* THE EXERCISE *
Work out how many lines in the listing below include the word "Matins"; answer with the number alone.

* SUPPLIED MATERIAL *
------------------------------

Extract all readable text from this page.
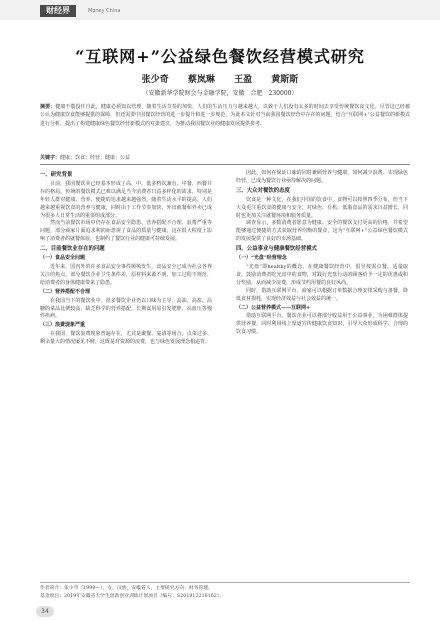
财经界	Money China
“互联网+”公益绿色餐饮经营模式研究
张少奇 蔡岚琳 王盈 黄斯斯
（安徽新华学院财会与金融学院，安徽　合肥　230000）
摘要：健康不散投任自此，健康必须知以管理，随着生活节奏的加快，人们的生活压力与越来越大，以致于人们没有太多的时间去享受传统餐饮食文化。尽管这已经被公认为健康饮食能够提供的保障，但还需要中国餐饮经营的进一步提升和进一步规范，为此本文针对当前我国餐饮经营中存在的问题，结合“互联网+”公益餐饮的新模式进行分析，提出了构建健康绿色餐饮经营新模式的对策建议，为推动我国餐饮业的健康发展提供参考。
关键字：健康；饮食；经营；健康；公益
一、研究背景

目前，我国餐饮业已经基本形成了高、中、低多档次兼有，中餐、西餐并存的格局。传统的餐饮模式已难以满足当今消费者日益多样化的需求，特别是年轻人群对健康、营养、便捷的追求越来越强烈。随着生活水平的提高，人们越来越重视饮食的营养与健康，同时由于工作节奏加快，外出就餐和外卖已成为很多人日常生活的重要组成部分。

然而当前餐饮市场中仍存在食品安全隐患、营养搭配不合理、浪费严重等问题，部分商家片面追求利润而忽视了食品的质量与健康，这在很大程度上影响了消费者的就餐体验，也制约了餐饮行业的健康可持续发展。

二、目前餐饮业存在的问题
（一）食品安全问题

近年来，国内外的许多食品安全事件频频发生，食品安全已成为社会各界关注的焦点。部分餐饮企业卫生条件差，原材料来源不明，加工过程不规范，给消费者的身体健康带来了隐患。

（二）营养搭配不合理

在我国当下的餐饮业中，很多餐饮企业仍以口味为主导，高油、高盐、高糖的菜品比例较高，缺乏科学的营养搭配，长期食用易引发肥胖、高血压等慢性疾病。

（三）浪费现象严重

在我国，餐饮浪费现象普遍存在，尤其是聚餐、宴请等场合，点菜过多、剩余量大的情况屡见不鲜，这既是对资源的浪费，也与绿色发展理念相违背。

因此，如何在保证口味的同时兼顾营养与健康，如何减少浪费、实现绿色经营，已成为餐饮行业亟待解决的问题。

三、大众对餐饮的态度

饮食是一种文化，在我们中国的饮食中，食物可以按照四季分布，但当下大众更注重饮食的健康与安全，对绿色、有机、低脂食品的需求日益增长，同时也更加关注就餐环境和服务质量。

调查显示，多数消费者愿意为健康、安全的餐饮支付更高的价格，并希望能够通过便捷的方式获取营养均衡的餐食，这为“互联网+”公益绿色餐饮模式的发展提供了良好的市场基础。

四、公益事业与健康餐饮经营模式
（一）“光盘”经营理念

“光盘”即healthy的概念，在健康餐饮经营中，倡导按需点餐、适量取食，鼓励消费者吃光盘中的食物，对践行光盘行动的顾客给予一定的优惠或积分奖励，从而减少浪费，形成节约用餐的良好风尚。

同时，借助互联网平台，商家可以根据订单数据合理安排采购与备餐，降低食材损耗，实现经济效益与社会效益的统一。

（二）公益营养模式——互联网+

借助互联网平台，餐饮企业可以将部分收益用于公益事业，为困难群体提供营养餐，同时利用线上渠道宣传健康饮食知识，引导大众形成科学、合理的饮食习惯。

作者简介：张少奇（1999—），女，汉族，安徽省人，主要研究方向：财务管理。
基金项目：2019年安徽省大学生创新创业训练计划项目（编号：S201912216162）。
34
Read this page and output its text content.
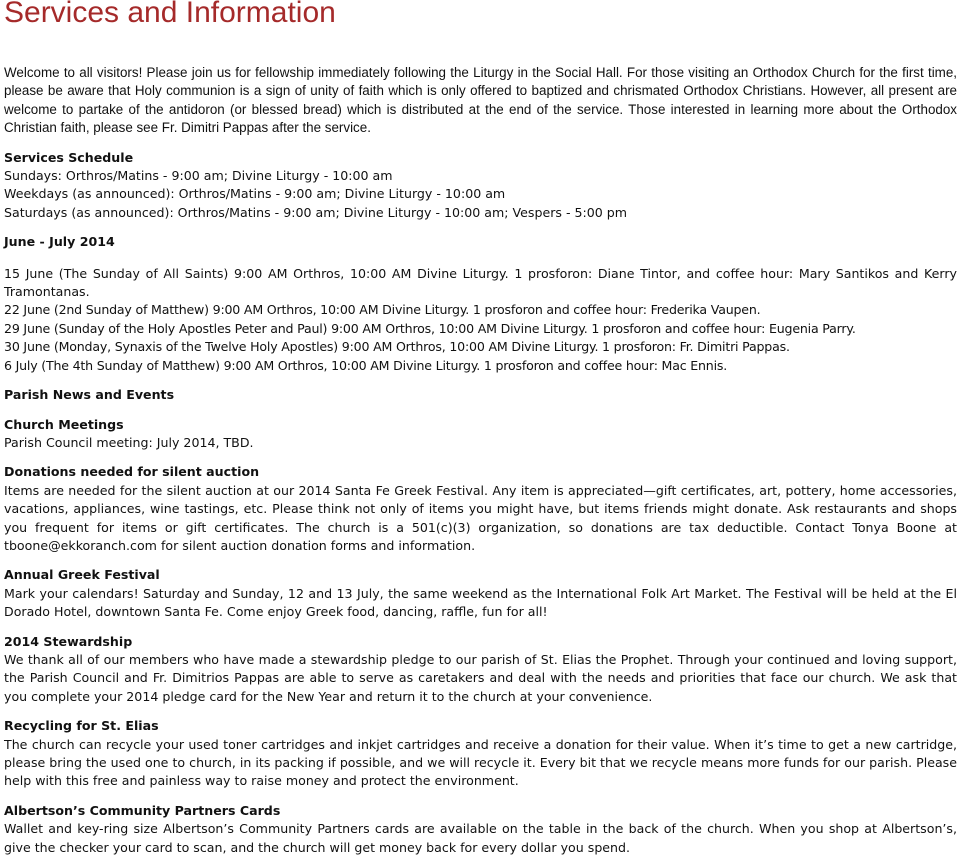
Services and Information

Welcome to all visitors! Please join us for fellowship immediately following the Liturgy in the Social Hall. For those visiting an Orthodox Church for the first time, please be aware that Holy communion is a sign of unity of faith which is only offered to baptized and chrismated Orthodox Christians. However, all present are welcome to partake of the antidoron (or blessed bread) which is distributed at the end of the service. Those interested in learning more about the Orthodox Christian faith, please see Fr. Dimitri Pappas after the service.

Services Schedule
Sundays: Orthros/Matins - 9:00 am; Divine Liturgy - 10:00 am
Weekdays (as announced): Orthros/Matins - 9:00 am; Divine Liturgy - 10:00 am
Saturdays (as announced): Orthros/Matins - 9:00 am; Divine Liturgy - 10:00 am; Vespers - 5:00 pm

June - July 2014

15 June (The Sunday of All Saints) 9:00 AM Orthros, 10:00 AM Divine Liturgy. 1 prosforon: Diane Tintor, and coffee hour: Mary Santikos and Kerry Tramontanas.
22 June (2nd Sunday of Matthew) 9:00 AM Orthros, 10:00 AM Divine Liturgy. 1 prosforon and coffee hour: Frederika Vaupen.
29 June (Sunday of the Holy Apostles Peter and Paul) 9:00 AM Orthros, 10:00 AM Divine Liturgy. 1 prosforon and coffee hour: Eugenia Parry.
30 June (Monday, Synaxis of the Twelve Holy Apostles) 9:00 AM Orthros, 10:00 AM Divine Liturgy. 1 prosforon: Fr. Dimitri Pappas.
6 July (The 4th Sunday of Matthew) 9:00 AM Orthros, 10:00 AM Divine Liturgy. 1 prosforon and coffee hour: Mac Ennis.

Parish News and Events

Church Meetings
Parish Council meeting: July 2014, TBD.
Donations needed for silent auction
Items are needed for the silent auction at our 2014 Santa Fe Greek Festival. Any item is appreciated—gift certificates, art, pottery, home accessories, vacations, appliances, wine tastings, etc. Please think not only of items you might have, but items friends might donate. Ask restaurants and shops you frequent for items or gift certificates. The church is a 501(c)(3) organization, so donations are tax deductible. Contact Tonya Boone at tboone@ekkoranch.com for silent auction donation forms and information.
Annual Greek Festival
Mark your calendars! Saturday and Sunday, 12 and 13 July, the same weekend as the International Folk Art Market. The Festival will be held at the El Dorado Hotel, downtown Santa Fe. Come enjoy Greek food, dancing, raffle, fun for all!
2014 Stewardship
We thank all of our members who have made a stewardship pledge to our parish of St. Elias the Prophet. Through your continued and loving support, the Parish Council and Fr. Dimitrios Pappas are able to serve as caretakers and deal with the needs and priorities that face our church. We ask that you complete your 2014 pledge card for the New Year and return it to the church at your convenience.
Recycling for St. Elias
The church can recycle your used toner cartridges and inkjet cartridges and receive a donation for their value. When it’s time to get a new cartridge, please bring the used one to church, in its packing if possible, and we will recycle it. Every bit that we recycle means more funds for our parish. Please help with this free and painless way to raise money and protect the environment.
Albertson’s Community Partners Cards
Wallet and key-ring size Albertson’s Community Partners cards are available on the table in the back of the church. When you shop at Albertson’s, give the checker your card to scan, and the church will get money back for every dollar you spend.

------------------------------

* ANSWER TO THIS EXERCISE *
3